Short exercise: Wherever the word "CENELEC" turns up in a line of the entries, copy that line.

Data lines:

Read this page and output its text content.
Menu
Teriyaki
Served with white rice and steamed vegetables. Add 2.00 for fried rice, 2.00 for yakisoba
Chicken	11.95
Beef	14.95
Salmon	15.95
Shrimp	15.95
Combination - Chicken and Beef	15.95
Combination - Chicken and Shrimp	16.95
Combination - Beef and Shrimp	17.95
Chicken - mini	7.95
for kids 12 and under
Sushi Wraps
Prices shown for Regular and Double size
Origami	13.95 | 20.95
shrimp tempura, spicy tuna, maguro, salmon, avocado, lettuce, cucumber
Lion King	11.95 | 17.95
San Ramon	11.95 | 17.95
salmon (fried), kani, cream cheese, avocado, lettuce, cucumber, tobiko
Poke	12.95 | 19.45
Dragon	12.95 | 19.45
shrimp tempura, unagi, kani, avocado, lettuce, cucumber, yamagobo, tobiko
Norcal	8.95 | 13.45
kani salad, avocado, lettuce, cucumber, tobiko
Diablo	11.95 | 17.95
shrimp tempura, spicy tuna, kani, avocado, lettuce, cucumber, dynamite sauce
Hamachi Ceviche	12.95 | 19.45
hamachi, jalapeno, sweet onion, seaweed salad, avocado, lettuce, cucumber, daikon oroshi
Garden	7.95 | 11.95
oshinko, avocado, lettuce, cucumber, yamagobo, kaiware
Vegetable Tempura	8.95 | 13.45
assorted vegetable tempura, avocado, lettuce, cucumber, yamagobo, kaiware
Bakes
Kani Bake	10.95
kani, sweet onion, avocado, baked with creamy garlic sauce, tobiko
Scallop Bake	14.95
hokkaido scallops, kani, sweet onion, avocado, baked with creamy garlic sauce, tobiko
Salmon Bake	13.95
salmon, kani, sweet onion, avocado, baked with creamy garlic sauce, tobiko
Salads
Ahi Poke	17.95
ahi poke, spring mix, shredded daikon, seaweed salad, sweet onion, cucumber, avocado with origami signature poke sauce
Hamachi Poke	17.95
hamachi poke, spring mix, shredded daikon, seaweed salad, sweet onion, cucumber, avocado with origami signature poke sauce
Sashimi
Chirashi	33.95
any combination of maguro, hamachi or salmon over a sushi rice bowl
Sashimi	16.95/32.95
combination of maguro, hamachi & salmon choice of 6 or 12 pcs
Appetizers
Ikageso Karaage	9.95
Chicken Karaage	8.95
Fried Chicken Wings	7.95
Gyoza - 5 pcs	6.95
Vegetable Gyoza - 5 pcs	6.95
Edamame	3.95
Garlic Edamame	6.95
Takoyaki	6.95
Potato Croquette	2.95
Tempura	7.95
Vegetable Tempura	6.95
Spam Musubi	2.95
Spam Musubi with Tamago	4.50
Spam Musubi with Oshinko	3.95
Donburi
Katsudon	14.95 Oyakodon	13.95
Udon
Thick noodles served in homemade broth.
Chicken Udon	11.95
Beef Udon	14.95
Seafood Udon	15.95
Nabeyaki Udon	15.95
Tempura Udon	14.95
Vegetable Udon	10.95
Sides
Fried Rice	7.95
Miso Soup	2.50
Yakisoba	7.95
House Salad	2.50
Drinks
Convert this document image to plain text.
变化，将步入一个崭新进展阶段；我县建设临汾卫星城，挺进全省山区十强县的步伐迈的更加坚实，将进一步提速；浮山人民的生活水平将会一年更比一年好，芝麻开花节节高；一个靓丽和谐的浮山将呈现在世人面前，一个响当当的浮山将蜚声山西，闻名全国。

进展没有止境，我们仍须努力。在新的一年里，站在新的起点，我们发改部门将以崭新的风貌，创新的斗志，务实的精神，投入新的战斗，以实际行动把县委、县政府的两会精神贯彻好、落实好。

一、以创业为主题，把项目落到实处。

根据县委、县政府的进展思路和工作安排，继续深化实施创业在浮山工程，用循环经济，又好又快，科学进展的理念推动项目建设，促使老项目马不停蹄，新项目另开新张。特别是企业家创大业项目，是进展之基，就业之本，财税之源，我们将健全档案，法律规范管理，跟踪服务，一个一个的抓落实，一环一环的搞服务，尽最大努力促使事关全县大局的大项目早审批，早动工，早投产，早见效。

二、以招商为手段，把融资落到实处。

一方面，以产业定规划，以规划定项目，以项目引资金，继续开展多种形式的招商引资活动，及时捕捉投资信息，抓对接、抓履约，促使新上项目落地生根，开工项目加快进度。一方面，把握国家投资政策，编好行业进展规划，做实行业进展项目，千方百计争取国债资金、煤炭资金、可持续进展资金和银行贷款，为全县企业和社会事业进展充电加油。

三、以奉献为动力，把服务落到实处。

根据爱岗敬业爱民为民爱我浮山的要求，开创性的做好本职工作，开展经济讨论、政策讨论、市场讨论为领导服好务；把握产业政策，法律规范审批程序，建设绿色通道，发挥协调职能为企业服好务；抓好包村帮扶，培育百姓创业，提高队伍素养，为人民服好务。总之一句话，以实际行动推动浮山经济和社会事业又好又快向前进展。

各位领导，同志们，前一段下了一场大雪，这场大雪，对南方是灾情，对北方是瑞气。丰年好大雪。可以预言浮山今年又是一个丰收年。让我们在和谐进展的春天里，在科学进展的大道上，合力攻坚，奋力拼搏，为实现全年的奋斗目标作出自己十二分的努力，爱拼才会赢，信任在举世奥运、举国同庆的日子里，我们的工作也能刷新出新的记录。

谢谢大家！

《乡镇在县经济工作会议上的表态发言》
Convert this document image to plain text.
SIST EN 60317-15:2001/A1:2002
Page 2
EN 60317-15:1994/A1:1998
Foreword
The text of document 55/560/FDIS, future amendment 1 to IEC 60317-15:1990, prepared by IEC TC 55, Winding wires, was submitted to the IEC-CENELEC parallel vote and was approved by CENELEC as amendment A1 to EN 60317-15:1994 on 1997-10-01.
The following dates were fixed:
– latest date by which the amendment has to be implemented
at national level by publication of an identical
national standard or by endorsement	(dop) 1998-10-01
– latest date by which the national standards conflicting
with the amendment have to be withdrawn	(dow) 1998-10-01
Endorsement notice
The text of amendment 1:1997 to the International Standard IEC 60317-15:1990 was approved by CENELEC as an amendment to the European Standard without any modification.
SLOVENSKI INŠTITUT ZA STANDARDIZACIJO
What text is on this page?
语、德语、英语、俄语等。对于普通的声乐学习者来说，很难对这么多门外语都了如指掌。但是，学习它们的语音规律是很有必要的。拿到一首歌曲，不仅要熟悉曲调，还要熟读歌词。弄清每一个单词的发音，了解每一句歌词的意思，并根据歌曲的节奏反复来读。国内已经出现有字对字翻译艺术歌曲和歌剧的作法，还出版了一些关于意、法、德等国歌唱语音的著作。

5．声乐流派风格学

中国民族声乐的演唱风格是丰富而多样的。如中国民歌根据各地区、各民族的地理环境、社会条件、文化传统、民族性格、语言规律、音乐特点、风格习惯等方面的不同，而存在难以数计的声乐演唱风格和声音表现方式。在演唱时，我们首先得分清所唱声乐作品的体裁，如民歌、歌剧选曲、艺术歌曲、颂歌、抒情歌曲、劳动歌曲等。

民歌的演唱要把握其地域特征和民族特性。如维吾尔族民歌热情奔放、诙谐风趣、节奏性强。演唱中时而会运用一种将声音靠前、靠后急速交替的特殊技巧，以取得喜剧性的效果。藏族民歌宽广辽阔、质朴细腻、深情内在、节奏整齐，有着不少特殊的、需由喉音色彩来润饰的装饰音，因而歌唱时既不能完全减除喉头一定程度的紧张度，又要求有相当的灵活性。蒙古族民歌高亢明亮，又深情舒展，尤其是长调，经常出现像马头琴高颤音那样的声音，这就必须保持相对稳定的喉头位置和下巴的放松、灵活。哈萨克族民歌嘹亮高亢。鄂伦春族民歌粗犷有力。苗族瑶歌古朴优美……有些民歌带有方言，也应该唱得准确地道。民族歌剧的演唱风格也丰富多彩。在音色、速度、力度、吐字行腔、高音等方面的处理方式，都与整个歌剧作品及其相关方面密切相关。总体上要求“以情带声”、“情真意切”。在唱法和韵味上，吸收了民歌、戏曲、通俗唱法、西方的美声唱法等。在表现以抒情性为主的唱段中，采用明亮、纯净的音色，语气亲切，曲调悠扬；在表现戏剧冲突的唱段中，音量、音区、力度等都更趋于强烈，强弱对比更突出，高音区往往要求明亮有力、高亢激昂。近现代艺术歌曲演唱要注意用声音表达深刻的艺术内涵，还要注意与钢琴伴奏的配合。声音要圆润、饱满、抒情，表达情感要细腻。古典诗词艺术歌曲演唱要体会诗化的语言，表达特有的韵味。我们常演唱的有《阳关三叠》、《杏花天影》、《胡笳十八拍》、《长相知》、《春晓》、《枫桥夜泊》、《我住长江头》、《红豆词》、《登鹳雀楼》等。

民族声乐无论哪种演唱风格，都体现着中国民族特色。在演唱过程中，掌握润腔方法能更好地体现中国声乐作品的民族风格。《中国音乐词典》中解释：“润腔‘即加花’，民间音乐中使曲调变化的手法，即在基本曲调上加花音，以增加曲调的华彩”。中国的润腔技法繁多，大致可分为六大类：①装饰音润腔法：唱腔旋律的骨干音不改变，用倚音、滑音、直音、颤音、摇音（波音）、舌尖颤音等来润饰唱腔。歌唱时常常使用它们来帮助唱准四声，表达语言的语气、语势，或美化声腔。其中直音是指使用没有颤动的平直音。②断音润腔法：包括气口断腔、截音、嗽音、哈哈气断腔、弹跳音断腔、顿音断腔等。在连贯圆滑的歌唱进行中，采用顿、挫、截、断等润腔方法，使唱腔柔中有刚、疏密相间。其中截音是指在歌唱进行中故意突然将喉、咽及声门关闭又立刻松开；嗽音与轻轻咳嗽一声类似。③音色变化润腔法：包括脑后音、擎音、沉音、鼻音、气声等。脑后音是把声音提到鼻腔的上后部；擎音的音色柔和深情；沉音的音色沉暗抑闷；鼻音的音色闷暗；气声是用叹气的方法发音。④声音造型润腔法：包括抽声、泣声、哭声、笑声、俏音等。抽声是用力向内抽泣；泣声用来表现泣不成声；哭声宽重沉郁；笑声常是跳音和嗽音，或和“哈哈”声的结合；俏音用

Result below:
The text of document 55/560/FDIS, future amendment 1 to IEC 60317-15:1990, prepared by IEC TC 55, Winding wires, was submitted to the IEC-CENELEC parallel vote and was approved by CENELEC as amendment A1 to EN 60317-15:1994 on 1997-10-01.
The text of amendment 1:1997 to the International Standard IEC 60317-15:1990 was approved by CENELEC as an amendment to the European Standard without any modification.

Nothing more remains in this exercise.